> **Work required**
Give every entry again, word for word.

> **Supplied entries**
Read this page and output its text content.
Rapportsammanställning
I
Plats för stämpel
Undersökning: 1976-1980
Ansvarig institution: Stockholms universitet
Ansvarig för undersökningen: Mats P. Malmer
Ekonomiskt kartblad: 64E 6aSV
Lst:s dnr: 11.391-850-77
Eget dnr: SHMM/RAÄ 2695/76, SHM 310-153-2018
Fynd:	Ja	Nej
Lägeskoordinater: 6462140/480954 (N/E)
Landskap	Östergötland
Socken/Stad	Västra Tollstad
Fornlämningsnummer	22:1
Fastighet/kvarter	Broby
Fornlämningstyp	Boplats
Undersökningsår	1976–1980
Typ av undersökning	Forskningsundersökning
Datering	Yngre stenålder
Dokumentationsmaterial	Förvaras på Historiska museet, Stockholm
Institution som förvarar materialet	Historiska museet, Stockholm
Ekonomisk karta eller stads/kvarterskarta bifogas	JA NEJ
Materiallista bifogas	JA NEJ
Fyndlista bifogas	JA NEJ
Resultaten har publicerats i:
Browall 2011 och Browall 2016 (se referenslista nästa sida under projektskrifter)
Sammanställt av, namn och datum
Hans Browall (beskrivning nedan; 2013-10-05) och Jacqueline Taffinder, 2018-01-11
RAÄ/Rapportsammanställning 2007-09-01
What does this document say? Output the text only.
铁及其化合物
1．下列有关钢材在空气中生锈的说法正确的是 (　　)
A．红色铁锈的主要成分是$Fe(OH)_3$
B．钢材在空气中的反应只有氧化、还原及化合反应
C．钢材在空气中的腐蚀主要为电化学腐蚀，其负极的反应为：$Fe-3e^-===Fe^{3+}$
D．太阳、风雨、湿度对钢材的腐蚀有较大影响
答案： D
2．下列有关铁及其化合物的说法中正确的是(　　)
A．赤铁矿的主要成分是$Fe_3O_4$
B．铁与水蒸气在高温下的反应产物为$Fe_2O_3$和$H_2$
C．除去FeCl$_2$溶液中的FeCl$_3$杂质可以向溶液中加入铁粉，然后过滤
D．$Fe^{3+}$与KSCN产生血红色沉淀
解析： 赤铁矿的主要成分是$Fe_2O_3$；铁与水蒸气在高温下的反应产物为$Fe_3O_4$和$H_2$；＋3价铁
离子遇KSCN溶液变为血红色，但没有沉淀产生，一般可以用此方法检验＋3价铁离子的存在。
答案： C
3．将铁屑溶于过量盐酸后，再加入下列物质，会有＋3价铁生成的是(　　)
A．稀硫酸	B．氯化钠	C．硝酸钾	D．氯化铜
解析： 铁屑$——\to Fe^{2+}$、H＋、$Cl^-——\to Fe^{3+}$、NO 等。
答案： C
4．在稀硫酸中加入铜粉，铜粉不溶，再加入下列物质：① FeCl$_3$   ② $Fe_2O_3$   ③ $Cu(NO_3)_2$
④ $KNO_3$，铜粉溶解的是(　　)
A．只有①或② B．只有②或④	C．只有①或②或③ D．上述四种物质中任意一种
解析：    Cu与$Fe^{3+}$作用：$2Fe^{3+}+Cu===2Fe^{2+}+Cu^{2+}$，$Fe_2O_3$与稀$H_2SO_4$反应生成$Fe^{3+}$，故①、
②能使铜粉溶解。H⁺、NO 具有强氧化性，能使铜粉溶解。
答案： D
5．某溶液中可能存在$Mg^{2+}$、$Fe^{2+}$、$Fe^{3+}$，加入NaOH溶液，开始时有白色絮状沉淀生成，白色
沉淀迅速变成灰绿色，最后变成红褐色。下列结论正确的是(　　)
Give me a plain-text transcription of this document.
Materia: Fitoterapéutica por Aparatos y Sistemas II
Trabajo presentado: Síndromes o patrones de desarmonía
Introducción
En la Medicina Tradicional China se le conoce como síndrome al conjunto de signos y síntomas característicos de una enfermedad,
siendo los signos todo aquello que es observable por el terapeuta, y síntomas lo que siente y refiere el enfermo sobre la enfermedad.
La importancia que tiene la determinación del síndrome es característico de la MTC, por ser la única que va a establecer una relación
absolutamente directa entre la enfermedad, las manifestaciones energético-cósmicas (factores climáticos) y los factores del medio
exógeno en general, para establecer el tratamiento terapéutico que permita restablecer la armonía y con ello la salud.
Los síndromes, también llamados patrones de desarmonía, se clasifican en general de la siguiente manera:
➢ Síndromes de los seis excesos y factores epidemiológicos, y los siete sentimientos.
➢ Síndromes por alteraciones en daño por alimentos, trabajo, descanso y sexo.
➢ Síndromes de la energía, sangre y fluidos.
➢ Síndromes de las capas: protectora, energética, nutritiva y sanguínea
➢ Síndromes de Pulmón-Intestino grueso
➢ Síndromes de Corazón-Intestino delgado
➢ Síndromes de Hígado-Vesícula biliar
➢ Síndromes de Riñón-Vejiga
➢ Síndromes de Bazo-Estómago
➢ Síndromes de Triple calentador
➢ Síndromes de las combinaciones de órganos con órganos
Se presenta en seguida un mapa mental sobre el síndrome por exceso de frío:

> **Solution to this task**
Read this page and output its text content.
Rapportsammanställning
I
Plats för stämpel
Undersökning: 1976-1980
Ansvarig institution: Stockholms universitet
Ansvarig för undersökningen: Mats P. Malmer
Ekonomiskt kartblad: 64E 6aSV
Lst:s dnr: 11.391-850-77
Eget dnr: SHMM/RAÄ 2695/76, SHM 310-153-2018
Fynd:	Ja	Nej
Lägeskoordinater: 6462140/480954 (N/E)
Landskap	Östergötland
Socken/Stad	Västra Tollstad
Fornlämningsnummer	22:1
Fastighet/kvarter	Broby
Fornlämningstyp	Boplats
Undersökningsår	1976–1980
Typ av undersökning	Forskningsundersökning
Datering	Yngre stenålder
Dokumentationsmaterial	Förvaras på Historiska museet, Stockholm
Institution som förvarar materialet	Historiska museet, Stockholm
Ekonomisk karta eller stads/kvarterskarta bifogas	JA NEJ
Materiallista bifogas	JA NEJ
Fyndlista bifogas	JA NEJ
Resultaten har publicerats i:
Browall 2011 och Browall 2016 (se referenslista nästa sida under projektskrifter)
Sammanställt av, namn och datum
Hans Browall (beskrivning nedan; 2013-10-05) och Jacqueline Taffinder, 2018-01-11
RAÄ/Rapportsammanställning 2007-09-01
What does this document say? Output the text only.
铁及其化合物
1．下列有关钢材在空气中生锈的说法正确的是 (　　)
A．红色铁锈的主要成分是$Fe(OH)_3$
B．钢材在空气中的反应只有氧化、还原及化合反应
C．钢材在空气中的腐蚀主要为电化学腐蚀，其负极的反应为：$Fe-3e^-===Fe^{3+}$
D．太阳、风雨、湿度对钢材的腐蚀有较大影响
答案： D
2．下列有关铁及其化合物的说法中正确的是(　　)
A．赤铁矿的主要成分是$Fe_3O_4$
B．铁与水蒸气在高温下的反应产物为$Fe_2O_3$和$H_2$
C．除去FeCl$_2$溶液中的FeCl$_3$杂质可以向溶液中加入铁粉，然后过滤
D．$Fe^{3+}$与KSCN产生血红色沉淀
解析： 赤铁矿的主要成分是$Fe_2O_3$；铁与水蒸气在高温下的反应产物为$Fe_3O_4$和$H_2$；＋3价铁
离子遇KSCN溶液变为血红色，但没有沉淀产生，一般可以用此方法检验＋3价铁离子的存在。
答案： C
3．将铁屑溶于过量盐酸后，再加入下列物质，会有＋3价铁生成的是(　　)
A．稀硫酸	B．氯化钠	C．硝酸钾	D．氯化铜
解析： 铁屑$——\to Fe^{2+}$、H＋、$Cl^-——\to Fe^{3+}$、NO 等。
答案： C
4．在稀硫酸中加入铜粉，铜粉不溶，再加入下列物质：① FeCl$_3$   ② $Fe_2O_3$   ③ $Cu(NO_3)_2$
④ $KNO_3$，铜粉溶解的是(　　)
A．只有①或② B．只有②或④	C．只有①或②或③ D．上述四种物质中任意一种
解析：    Cu与$Fe^{3+}$作用：$2Fe^{3+}+Cu===2Fe^{2+}+Cu^{2+}$，$Fe_2O_3$与稀$H_2SO_4$反应生成$Fe^{3+}$，故①、
②能使铜粉溶解。H⁺、NO 具有强氧化性，能使铜粉溶解。
答案： D
5．某溶液中可能存在$Mg^{2+}$、$Fe^{2+}$、$Fe^{3+}$，加入NaOH溶液，开始时有白色絮状沉淀生成，白色
沉淀迅速变成灰绿色，最后变成红褐色。下列结论正确的是(　　)
Give me a plain-text transcription of this document.
Materia: Fitoterapéutica por Aparatos y Sistemas II
Trabajo presentado: Síndromes o patrones de desarmonía
Introducción
En la Medicina Tradicional China se le conoce como síndrome al conjunto de signos y síntomas característicos de una enfermedad,
siendo los signos todo aquello que es observable por el terapeuta, y síntomas lo que siente y refiere el enfermo sobre la enfermedad.
La importancia que tiene la determinación del síndrome es característico de la MTC, por ser la única que va a establecer una relación
absolutamente directa entre la enfermedad, las manifestaciones energético-cósmicas (factores climáticos) y los factores del medio
exógeno en general, para establecer el tratamiento terapéutico que permita restablecer la armonía y con ello la salud.
Los síndromes, también llamados patrones de desarmonía, se clasifican en general de la siguiente manera:
➢ Síndromes de los seis excesos y factores epidemiológicos, y los siete sentimientos.
➢ Síndromes por alteraciones en daño por alimentos, trabajo, descanso y sexo.
➢ Síndromes de la energía, sangre y fluidos.
➢ Síndromes de las capas: protectora, energética, nutritiva y sanguínea
➢ Síndromes de Pulmón-Intestino grueso
➢ Síndromes de Corazón-Intestino delgado
➢ Síndromes de Hígado-Vesícula biliar
➢ Síndromes de Riñón-Vejiga
➢ Síndromes de Bazo-Estómago
➢ Síndromes de Triple calentador
➢ Síndromes de las combinaciones de órganos con órganos
Se presenta en seguida un mapa mental sobre el síndrome por exceso de frío:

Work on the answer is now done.